## Work required
Copy out all the lines where "annotation" shows up.

● ● ●

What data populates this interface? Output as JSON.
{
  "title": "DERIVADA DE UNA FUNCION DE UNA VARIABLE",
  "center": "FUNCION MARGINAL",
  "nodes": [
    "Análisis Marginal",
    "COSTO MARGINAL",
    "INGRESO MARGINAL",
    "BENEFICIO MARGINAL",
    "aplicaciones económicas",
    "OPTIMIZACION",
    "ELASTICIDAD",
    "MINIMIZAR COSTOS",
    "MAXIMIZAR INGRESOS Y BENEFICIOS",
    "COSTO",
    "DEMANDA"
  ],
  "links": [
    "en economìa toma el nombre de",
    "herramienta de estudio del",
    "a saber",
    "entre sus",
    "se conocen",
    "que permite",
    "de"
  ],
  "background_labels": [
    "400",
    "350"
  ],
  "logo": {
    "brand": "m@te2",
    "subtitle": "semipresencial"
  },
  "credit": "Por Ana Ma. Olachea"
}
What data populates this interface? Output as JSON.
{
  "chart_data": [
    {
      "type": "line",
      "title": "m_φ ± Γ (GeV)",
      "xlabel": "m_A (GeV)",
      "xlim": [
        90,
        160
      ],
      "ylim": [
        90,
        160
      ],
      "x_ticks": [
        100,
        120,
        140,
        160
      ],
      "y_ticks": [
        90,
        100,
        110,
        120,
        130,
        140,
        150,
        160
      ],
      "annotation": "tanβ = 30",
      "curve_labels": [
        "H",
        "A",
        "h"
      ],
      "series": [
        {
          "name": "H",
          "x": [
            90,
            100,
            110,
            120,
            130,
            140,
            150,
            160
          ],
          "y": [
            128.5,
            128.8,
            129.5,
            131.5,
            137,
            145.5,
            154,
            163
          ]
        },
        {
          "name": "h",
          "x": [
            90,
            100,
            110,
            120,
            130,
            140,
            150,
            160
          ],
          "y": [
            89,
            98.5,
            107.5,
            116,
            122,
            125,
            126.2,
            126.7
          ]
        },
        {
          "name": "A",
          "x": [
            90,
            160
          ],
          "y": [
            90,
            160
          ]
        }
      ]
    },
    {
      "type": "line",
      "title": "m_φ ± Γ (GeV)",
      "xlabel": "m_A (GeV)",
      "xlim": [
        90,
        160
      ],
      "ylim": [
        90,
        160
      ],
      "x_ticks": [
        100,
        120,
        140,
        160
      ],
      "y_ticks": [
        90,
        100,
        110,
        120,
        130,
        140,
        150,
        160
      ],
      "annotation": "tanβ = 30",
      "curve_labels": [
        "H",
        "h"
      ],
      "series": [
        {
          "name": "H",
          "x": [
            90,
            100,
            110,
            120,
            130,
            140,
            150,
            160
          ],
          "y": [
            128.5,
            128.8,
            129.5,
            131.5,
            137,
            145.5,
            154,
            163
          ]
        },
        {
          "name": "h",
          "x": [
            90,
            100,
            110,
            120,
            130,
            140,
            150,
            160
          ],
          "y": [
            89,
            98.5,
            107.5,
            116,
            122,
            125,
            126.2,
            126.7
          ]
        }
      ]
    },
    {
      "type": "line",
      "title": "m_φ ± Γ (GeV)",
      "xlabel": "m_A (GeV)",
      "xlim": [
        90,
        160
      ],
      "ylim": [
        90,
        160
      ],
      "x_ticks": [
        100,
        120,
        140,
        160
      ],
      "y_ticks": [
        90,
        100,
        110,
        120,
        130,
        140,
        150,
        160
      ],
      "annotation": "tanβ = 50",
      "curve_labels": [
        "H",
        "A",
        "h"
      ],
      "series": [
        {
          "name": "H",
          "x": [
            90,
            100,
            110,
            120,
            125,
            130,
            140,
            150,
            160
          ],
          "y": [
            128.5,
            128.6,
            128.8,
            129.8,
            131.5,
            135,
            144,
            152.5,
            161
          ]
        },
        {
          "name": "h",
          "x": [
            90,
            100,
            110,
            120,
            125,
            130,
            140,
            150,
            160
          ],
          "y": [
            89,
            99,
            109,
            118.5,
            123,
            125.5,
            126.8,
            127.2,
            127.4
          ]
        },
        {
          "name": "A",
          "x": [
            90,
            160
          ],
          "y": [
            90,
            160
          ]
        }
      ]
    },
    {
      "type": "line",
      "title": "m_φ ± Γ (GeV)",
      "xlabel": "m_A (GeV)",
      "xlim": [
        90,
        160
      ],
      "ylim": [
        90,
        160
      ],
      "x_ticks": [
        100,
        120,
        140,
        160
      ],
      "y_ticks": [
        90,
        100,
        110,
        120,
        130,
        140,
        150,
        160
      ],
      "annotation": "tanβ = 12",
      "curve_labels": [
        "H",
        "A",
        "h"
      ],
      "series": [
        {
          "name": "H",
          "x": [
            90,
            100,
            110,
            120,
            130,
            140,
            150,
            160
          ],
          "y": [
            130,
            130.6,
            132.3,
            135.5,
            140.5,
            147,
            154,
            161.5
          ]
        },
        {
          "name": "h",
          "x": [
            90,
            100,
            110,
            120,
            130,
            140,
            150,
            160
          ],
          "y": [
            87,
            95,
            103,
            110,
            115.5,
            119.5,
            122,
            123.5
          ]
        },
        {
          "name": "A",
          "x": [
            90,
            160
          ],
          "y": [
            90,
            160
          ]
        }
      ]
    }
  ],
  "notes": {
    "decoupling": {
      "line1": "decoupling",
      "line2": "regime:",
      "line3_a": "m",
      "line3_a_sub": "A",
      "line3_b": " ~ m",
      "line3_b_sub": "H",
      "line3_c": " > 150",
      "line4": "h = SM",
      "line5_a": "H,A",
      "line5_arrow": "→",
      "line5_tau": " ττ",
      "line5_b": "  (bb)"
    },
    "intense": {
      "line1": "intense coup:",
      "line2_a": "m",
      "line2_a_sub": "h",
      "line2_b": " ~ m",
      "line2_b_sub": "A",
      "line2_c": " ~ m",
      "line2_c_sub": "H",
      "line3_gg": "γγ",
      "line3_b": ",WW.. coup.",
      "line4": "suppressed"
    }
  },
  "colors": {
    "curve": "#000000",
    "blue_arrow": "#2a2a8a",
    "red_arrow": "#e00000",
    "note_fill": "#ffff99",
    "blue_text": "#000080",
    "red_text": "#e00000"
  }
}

● ● ●

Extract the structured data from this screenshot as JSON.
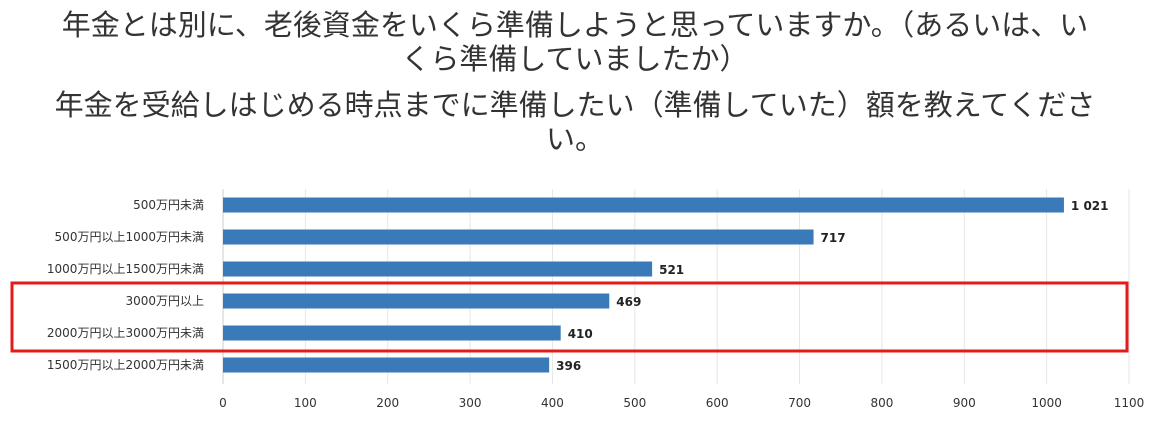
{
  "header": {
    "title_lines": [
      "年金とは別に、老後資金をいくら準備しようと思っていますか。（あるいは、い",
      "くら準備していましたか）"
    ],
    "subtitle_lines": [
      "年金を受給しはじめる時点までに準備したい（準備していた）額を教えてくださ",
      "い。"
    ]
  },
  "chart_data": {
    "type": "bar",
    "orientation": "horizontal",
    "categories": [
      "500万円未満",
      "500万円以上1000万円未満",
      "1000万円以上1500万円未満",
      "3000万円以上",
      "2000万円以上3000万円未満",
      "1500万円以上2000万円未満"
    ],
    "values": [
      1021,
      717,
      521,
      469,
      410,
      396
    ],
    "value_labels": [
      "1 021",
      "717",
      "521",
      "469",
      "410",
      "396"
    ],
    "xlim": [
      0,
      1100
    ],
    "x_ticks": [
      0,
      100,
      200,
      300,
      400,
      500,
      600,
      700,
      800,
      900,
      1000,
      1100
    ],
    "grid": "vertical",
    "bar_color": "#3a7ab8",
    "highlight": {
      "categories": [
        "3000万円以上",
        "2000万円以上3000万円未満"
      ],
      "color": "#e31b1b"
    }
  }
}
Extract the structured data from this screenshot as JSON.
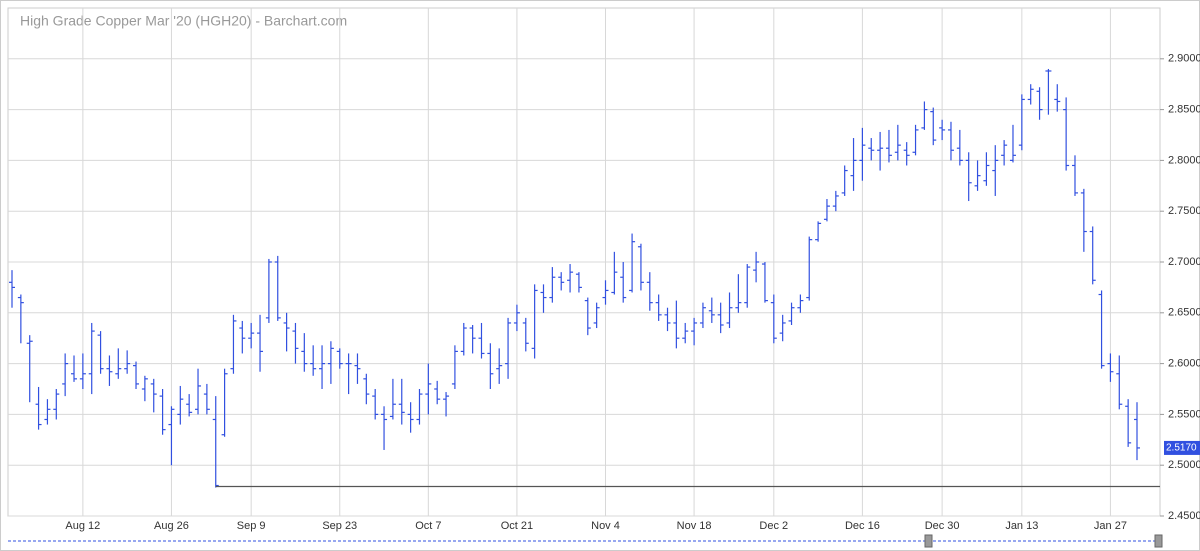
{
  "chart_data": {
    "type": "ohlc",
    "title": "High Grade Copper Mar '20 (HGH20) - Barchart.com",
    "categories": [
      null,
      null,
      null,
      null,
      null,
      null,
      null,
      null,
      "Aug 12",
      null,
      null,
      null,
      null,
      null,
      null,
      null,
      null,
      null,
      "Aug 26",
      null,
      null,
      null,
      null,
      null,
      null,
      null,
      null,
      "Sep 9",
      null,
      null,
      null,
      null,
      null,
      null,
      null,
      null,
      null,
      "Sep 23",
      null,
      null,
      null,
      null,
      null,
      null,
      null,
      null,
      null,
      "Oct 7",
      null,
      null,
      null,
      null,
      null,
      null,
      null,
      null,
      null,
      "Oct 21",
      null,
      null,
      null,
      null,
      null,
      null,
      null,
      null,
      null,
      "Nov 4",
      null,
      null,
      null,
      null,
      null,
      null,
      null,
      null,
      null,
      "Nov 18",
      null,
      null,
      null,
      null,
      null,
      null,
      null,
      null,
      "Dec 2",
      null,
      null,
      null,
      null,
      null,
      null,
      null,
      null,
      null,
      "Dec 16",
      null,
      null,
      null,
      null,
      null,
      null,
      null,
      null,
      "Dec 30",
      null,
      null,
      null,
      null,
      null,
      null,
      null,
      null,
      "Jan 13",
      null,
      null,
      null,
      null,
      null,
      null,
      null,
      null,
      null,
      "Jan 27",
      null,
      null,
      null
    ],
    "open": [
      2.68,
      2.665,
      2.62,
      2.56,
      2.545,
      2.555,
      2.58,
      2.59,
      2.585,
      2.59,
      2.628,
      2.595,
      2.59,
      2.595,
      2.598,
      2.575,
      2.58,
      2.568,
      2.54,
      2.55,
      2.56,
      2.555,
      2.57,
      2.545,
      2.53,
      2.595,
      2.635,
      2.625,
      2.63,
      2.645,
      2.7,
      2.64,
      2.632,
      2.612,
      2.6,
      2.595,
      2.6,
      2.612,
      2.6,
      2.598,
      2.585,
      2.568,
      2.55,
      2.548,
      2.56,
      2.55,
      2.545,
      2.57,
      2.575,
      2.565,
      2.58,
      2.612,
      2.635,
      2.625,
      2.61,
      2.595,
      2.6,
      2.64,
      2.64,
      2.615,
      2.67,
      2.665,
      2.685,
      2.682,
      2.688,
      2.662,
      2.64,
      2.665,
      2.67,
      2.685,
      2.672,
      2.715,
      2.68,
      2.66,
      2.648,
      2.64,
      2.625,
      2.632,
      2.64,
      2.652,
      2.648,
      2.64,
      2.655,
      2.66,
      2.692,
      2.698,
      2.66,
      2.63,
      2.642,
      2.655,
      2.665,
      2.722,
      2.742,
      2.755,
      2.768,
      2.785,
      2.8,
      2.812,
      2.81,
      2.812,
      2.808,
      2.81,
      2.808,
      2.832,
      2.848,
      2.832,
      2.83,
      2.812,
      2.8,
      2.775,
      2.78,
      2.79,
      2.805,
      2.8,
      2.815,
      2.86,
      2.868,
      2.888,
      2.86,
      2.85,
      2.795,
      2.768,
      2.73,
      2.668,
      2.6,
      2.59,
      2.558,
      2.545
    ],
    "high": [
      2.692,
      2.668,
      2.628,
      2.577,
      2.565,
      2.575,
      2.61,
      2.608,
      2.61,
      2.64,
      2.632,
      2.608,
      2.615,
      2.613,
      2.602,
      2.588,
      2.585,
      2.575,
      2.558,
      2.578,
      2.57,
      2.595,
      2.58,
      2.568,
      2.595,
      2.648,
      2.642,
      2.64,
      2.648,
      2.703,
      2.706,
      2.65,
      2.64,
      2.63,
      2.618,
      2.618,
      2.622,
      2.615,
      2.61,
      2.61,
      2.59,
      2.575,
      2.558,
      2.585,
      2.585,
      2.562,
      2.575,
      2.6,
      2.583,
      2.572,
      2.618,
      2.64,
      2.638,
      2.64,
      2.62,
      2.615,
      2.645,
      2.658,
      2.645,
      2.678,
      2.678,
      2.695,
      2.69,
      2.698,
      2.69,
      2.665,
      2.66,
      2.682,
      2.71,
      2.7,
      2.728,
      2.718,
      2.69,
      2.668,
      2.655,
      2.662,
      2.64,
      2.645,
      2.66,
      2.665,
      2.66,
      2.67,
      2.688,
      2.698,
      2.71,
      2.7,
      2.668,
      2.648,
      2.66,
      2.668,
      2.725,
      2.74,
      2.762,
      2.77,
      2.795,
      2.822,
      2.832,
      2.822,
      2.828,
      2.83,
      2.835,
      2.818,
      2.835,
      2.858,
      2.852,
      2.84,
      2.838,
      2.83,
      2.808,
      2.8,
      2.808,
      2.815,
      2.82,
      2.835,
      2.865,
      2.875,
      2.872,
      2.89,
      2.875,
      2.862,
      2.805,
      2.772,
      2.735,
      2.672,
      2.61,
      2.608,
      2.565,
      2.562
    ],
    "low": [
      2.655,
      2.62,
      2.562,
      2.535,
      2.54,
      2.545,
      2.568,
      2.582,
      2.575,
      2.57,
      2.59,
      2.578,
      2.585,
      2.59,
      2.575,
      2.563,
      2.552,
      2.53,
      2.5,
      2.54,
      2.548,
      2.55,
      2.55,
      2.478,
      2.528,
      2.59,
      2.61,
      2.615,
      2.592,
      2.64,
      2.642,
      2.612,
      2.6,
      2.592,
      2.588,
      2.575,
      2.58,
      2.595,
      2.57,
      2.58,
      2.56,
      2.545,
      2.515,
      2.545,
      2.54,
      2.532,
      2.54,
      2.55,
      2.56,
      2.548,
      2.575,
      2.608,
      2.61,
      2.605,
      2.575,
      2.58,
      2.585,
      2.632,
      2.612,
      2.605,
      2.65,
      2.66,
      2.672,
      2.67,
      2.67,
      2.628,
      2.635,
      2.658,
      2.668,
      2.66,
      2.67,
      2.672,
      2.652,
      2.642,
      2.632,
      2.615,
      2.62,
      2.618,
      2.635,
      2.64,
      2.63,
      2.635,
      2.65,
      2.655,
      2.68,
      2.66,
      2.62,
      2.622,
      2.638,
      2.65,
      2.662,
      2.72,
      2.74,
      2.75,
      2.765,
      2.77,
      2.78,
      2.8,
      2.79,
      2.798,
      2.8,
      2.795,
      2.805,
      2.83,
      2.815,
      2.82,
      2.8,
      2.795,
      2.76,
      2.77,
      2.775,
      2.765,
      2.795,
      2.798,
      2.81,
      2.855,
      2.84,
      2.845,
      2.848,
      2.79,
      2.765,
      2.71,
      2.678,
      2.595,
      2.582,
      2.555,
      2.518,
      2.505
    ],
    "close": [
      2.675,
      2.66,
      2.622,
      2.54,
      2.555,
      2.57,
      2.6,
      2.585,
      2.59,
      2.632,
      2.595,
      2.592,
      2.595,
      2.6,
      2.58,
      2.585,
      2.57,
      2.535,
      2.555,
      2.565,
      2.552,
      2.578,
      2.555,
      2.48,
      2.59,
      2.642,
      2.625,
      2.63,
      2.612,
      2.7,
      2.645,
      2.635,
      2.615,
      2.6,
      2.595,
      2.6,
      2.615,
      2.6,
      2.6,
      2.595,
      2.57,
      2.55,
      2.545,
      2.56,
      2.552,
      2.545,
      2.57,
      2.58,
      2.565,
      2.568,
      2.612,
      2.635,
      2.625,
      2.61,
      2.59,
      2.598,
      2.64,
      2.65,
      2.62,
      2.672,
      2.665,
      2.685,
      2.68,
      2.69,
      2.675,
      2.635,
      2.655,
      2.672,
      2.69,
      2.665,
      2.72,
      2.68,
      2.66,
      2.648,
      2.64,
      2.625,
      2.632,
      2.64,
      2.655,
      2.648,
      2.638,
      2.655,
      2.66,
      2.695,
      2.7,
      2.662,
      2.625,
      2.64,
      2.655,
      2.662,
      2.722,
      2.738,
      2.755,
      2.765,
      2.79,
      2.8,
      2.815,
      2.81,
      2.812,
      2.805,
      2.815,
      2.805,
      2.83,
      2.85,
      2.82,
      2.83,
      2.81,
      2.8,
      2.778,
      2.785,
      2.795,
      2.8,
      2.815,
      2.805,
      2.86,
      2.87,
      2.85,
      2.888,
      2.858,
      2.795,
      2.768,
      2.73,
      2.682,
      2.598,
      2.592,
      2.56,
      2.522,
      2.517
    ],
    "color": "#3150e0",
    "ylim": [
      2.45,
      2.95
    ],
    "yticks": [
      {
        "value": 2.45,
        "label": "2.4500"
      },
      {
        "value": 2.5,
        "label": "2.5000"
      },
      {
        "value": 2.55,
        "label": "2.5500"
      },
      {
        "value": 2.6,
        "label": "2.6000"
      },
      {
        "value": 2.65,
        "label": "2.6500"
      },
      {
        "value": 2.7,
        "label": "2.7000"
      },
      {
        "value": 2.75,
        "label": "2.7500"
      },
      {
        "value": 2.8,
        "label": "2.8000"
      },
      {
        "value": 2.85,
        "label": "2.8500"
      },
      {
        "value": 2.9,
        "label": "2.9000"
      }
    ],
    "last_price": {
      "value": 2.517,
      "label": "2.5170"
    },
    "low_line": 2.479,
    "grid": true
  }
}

● ● ●

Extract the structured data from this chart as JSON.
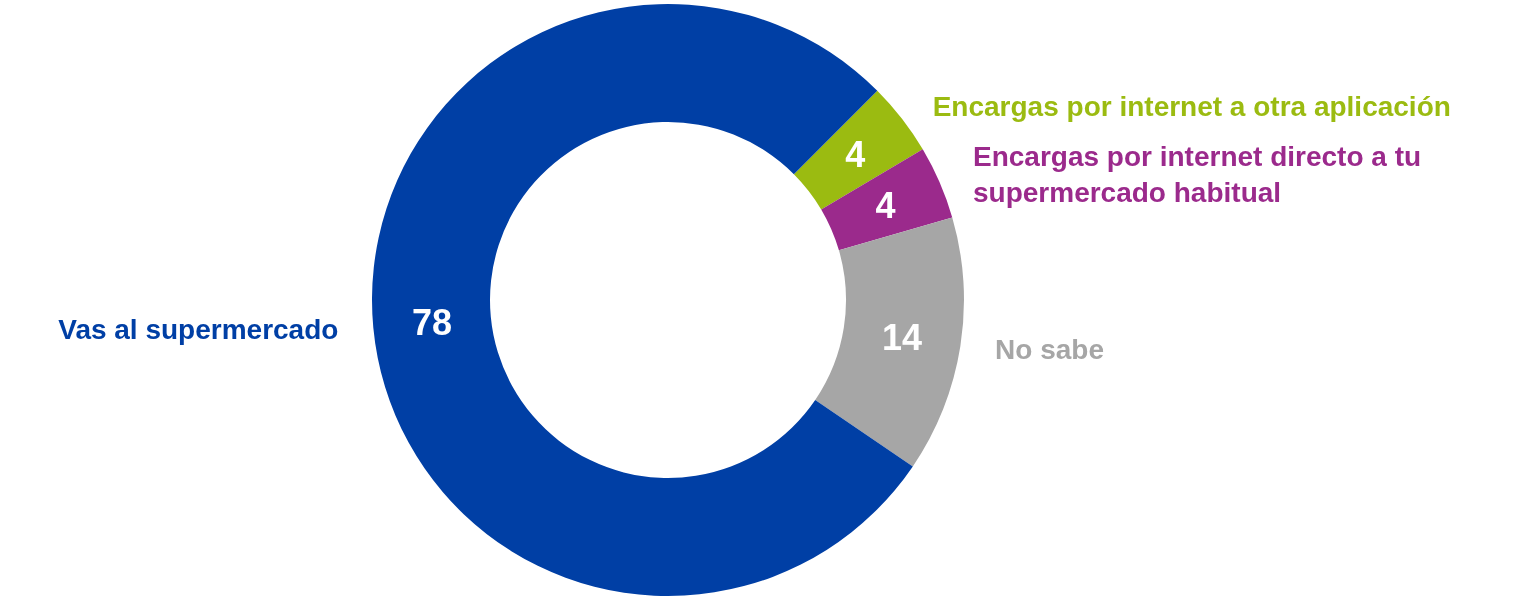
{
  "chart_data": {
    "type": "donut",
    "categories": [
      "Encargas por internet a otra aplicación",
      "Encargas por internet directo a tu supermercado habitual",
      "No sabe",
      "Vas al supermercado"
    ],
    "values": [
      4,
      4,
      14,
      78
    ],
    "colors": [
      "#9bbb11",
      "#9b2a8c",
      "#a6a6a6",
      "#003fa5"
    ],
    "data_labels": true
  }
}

● ● ●

## Final result
      "annotation": "tanβ = 30",
      "annotation": "tanβ = 30",
      "annotation": "tanβ = 50",
      "annotation": "tanβ = 12",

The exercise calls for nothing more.